EXERCISE PROMPT
Return a copy of each line that holds the string "LEAKE".

MATERIALS PROVIDED
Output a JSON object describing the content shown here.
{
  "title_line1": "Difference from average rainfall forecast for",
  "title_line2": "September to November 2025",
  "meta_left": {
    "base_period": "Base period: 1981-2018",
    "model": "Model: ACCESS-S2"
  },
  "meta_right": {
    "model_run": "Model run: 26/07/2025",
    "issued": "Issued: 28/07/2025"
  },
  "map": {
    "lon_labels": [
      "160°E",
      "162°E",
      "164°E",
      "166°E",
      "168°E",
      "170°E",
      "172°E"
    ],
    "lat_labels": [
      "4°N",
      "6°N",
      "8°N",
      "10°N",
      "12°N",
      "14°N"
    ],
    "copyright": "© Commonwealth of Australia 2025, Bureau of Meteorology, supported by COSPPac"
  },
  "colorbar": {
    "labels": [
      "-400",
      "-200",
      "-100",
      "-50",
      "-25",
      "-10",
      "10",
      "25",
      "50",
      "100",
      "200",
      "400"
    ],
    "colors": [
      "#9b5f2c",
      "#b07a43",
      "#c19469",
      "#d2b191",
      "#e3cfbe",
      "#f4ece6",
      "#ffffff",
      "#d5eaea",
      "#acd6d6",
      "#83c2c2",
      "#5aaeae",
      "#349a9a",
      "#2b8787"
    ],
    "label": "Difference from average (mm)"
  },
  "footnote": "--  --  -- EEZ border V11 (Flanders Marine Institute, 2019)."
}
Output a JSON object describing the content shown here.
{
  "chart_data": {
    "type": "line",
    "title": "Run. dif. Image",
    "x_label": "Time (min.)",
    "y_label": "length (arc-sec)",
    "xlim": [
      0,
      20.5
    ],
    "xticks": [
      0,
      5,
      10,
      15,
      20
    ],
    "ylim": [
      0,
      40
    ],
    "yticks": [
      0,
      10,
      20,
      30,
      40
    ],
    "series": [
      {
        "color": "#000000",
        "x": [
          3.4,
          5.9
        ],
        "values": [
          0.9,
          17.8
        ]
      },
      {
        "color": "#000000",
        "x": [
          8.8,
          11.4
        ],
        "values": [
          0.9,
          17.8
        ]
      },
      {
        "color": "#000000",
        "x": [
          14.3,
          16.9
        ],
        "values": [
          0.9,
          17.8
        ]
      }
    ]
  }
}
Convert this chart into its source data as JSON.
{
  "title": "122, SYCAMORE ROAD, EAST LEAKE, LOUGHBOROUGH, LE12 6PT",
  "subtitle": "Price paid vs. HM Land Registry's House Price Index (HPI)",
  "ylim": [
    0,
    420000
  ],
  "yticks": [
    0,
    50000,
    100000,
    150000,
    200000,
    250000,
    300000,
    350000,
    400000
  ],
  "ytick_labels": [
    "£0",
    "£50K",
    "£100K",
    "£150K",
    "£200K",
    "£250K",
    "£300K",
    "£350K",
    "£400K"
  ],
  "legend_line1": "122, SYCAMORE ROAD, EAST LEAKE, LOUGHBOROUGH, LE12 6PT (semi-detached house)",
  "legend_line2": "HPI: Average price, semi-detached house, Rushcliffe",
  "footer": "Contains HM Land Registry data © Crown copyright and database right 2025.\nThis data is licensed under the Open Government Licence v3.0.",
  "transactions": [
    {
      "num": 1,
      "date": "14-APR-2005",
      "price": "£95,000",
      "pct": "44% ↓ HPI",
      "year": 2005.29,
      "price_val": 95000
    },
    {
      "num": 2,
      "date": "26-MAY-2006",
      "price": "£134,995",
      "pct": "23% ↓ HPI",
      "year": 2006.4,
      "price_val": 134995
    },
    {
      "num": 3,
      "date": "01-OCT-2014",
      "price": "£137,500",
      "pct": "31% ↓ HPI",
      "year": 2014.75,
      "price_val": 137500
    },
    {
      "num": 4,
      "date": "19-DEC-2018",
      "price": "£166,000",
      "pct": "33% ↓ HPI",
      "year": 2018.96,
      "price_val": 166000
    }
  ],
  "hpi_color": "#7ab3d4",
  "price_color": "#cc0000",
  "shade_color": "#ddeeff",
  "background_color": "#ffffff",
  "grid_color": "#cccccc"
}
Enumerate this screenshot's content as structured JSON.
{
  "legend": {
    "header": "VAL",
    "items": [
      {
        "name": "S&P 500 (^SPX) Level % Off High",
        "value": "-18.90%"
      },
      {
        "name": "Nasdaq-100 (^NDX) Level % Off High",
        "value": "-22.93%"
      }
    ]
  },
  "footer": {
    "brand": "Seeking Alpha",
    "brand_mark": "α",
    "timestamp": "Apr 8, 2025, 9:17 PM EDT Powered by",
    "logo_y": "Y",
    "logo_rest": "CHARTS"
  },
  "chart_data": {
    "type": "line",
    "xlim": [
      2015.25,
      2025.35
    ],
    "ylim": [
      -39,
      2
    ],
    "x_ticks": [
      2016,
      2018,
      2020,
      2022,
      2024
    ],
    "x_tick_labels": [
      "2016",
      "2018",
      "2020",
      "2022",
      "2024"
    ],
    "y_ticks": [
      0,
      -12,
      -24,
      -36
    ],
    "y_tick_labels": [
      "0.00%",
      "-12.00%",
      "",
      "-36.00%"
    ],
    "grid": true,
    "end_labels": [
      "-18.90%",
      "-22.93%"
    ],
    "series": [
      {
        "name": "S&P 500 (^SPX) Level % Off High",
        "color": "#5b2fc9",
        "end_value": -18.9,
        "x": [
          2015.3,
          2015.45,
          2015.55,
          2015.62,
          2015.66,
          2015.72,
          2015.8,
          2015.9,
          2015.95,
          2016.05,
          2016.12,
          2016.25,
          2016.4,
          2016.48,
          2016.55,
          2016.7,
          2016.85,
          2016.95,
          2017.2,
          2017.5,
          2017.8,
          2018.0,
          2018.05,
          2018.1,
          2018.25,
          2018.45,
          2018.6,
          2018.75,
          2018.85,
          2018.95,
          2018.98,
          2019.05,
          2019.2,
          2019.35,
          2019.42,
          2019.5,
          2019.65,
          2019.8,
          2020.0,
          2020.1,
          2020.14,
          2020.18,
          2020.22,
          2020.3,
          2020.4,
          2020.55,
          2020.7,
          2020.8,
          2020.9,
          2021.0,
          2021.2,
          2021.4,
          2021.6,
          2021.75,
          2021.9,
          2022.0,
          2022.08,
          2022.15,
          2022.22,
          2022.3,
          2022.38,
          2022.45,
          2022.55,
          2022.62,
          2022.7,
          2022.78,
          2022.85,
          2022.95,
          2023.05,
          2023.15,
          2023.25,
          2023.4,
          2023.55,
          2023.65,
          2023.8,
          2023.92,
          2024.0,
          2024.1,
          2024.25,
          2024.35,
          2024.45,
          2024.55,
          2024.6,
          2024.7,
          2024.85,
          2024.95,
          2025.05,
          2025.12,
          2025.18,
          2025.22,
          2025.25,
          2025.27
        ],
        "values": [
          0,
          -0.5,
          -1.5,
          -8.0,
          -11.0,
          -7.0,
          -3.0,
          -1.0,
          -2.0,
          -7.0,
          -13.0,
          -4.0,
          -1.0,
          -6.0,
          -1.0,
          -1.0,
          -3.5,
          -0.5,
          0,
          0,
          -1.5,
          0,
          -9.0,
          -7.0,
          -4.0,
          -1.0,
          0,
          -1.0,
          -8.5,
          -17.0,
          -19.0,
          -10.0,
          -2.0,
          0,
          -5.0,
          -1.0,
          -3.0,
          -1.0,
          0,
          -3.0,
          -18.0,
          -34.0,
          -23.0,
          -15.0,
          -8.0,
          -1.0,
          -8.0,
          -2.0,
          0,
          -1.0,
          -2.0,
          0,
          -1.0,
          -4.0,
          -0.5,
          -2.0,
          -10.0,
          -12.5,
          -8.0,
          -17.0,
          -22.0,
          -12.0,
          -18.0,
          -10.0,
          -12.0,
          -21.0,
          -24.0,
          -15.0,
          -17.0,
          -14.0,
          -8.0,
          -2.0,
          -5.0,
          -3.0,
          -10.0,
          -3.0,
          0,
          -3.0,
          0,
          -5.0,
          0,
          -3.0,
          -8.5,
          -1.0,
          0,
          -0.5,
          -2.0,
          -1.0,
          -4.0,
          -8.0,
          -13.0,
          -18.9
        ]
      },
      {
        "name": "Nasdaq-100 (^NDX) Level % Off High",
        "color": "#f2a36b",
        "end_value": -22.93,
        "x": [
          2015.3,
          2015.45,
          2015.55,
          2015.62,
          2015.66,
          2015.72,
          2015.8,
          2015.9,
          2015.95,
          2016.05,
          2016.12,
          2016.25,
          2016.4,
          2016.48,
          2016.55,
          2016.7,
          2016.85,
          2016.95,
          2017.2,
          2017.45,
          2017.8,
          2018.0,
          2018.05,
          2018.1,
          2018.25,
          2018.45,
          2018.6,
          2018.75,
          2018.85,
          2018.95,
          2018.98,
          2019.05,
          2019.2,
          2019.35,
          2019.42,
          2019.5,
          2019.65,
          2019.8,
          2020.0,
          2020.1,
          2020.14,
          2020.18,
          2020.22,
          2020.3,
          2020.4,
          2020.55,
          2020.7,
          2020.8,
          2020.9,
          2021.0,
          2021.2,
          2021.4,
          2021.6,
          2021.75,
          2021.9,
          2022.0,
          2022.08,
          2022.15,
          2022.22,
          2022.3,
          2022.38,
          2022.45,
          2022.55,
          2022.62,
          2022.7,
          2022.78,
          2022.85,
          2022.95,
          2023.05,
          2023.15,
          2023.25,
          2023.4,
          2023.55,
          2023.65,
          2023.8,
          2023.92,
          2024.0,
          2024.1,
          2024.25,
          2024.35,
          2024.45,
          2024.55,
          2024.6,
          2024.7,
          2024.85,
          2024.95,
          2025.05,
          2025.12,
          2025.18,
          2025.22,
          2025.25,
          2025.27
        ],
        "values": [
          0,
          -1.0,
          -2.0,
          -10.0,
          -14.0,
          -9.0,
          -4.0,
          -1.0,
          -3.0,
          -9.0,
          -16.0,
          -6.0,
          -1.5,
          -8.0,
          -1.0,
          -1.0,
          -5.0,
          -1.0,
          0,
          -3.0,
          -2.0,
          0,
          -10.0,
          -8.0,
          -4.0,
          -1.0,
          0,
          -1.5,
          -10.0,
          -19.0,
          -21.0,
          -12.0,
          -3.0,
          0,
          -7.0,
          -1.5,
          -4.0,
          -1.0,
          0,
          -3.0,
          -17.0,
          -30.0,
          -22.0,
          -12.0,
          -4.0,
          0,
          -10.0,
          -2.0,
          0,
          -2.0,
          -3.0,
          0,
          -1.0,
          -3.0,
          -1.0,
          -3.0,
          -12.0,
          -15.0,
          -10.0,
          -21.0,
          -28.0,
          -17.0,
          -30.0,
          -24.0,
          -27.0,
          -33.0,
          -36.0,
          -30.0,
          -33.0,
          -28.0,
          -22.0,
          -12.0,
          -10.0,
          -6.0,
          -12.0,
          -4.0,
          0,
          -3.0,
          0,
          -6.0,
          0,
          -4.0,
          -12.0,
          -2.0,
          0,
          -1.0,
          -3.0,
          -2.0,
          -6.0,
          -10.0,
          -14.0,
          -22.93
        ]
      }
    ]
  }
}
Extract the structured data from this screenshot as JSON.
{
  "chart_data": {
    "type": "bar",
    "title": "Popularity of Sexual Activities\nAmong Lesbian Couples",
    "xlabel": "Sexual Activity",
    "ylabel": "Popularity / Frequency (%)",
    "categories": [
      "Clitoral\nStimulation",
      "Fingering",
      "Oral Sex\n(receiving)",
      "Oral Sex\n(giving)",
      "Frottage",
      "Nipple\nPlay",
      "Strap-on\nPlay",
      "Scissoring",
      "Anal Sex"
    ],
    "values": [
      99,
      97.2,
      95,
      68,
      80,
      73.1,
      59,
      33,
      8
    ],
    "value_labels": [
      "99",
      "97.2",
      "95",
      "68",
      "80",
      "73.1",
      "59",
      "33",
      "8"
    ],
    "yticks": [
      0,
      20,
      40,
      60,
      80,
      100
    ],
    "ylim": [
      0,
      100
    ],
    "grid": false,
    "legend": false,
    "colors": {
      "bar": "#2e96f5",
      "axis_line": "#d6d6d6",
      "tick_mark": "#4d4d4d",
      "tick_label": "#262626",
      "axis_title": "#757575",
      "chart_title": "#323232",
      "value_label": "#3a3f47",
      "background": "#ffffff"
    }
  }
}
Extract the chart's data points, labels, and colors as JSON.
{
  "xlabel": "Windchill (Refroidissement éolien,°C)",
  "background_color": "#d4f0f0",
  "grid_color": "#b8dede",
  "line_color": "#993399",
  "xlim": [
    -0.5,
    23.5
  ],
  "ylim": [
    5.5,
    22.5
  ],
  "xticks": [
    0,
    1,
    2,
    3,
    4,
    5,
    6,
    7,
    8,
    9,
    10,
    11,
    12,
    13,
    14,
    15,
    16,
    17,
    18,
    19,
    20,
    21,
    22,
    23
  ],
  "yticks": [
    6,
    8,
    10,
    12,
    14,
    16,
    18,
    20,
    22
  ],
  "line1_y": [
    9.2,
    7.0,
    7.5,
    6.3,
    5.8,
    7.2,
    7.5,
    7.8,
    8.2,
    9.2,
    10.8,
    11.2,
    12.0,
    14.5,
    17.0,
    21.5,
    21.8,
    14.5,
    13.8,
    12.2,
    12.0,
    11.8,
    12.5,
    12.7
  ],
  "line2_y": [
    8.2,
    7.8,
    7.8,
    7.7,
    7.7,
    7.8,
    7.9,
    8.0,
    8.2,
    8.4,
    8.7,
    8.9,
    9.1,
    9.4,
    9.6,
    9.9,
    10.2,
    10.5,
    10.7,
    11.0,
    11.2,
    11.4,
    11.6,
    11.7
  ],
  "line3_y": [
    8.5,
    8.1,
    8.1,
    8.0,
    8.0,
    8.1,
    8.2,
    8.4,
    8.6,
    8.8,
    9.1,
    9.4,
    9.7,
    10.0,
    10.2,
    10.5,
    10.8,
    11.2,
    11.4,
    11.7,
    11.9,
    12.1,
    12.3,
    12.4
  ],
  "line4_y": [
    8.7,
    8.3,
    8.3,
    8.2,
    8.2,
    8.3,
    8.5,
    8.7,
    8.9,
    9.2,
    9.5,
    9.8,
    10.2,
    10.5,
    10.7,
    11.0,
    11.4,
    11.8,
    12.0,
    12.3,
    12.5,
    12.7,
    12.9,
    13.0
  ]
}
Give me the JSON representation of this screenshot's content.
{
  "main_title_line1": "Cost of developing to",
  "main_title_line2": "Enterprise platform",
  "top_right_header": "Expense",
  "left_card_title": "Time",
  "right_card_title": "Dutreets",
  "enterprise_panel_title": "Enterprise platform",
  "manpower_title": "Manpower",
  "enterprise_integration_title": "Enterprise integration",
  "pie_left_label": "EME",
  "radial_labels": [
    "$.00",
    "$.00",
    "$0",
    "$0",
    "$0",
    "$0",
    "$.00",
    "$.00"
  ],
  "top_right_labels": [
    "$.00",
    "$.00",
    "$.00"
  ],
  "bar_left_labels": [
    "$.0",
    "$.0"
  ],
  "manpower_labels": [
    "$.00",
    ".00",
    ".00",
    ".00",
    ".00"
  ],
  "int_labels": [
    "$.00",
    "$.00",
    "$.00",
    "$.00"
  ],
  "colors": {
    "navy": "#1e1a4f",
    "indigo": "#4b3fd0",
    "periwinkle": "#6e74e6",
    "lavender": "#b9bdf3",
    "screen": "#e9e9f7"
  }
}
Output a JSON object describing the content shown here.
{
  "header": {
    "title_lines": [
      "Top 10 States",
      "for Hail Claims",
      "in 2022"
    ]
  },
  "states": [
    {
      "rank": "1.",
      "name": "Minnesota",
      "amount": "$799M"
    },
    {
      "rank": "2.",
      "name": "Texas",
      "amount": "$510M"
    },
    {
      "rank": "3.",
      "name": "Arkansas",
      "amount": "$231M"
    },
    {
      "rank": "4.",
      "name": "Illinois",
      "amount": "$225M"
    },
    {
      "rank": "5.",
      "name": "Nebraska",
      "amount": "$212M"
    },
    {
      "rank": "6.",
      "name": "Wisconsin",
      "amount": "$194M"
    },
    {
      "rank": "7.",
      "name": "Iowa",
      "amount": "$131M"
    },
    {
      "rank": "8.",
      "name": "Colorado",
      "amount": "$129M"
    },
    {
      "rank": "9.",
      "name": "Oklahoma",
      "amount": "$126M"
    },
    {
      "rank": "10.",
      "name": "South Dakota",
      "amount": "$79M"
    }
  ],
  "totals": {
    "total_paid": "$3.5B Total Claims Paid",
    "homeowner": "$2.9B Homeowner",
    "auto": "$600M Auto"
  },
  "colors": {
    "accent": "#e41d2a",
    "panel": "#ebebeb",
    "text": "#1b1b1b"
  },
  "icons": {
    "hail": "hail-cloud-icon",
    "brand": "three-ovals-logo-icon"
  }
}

PROBLEM SOLUTION
  "title": "122, SYCAMORE ROAD, EAST LEAKE, LOUGHBOROUGH, LE12 6PT",
  "legend_line1": "122, SYCAMORE ROAD, EAST LEAKE, LOUGHBOROUGH, LE12 6PT (semi-detached house)",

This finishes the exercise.